Job: Reproduce all of the records exactly.

========

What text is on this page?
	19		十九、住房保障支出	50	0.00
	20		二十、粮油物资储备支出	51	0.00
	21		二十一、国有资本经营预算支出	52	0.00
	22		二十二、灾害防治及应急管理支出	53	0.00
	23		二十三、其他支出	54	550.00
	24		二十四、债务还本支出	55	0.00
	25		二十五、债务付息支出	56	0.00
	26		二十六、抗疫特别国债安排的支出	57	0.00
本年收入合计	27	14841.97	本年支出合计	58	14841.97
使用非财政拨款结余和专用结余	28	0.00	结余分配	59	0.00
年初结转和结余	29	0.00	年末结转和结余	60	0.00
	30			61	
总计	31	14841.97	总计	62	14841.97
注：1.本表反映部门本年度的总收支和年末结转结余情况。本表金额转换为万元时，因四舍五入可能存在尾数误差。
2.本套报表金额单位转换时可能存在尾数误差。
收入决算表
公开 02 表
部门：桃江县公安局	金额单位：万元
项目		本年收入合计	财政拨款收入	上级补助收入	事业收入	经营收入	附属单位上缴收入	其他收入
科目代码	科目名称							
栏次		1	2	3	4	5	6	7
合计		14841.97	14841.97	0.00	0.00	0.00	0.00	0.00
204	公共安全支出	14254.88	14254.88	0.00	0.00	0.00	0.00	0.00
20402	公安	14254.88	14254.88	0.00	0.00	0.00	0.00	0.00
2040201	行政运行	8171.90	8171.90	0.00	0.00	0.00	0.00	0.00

========

Result:
What text is on this page?
	19		十九、住房保障支出	50	0.00
	20		二十、粮油物资储备支出	51	0.00
	21		二十一、国有资本经营预算支出	52	0.00
	22		二十二、灾害防治及应急管理支出	53	0.00
	23		二十三、其他支出	54	550.00
	24		二十四、债务还本支出	55	0.00
	25		二十五、债务付息支出	56	0.00
	26		二十六、抗疫特别国债安排的支出	57	0.00
本年收入合计	27	14841.97	本年支出合计	58	14841.97
使用非财政拨款结余和专用结余	28	0.00	结余分配	59	0.00
年初结转和结余	29	0.00	年末结转和结余	60	0.00
	30			61	
总计	31	14841.97	总计	62	14841.97
注：1.本表反映部门本年度的总收支和年末结转结余情况。本表金额转换为万元时，因四舍五入可能存在尾数误差。
2.本套报表金额单位转换时可能存在尾数误差。
收入决算表
公开 02 表
部门：桃江县公安局	金额单位：万元
项目		本年收入合计	财政拨款收入	上级补助收入	事业收入	经营收入	附属单位上缴收入	其他收入
科目代码	科目名称							
栏次		1	2	3	4	5	6	7
合计		14841.97	14841.97	0.00	0.00	0.00	0.00	0.00
204	公共安全支出	14254.88	14254.88	0.00	0.00	0.00	0.00	0.00
20402	公安	14254.88	14254.88	0.00	0.00	0.00	0.00	0.00
2040201	行政运行	8171.90	8171.90	0.00	0.00	0.00	0.00	0.00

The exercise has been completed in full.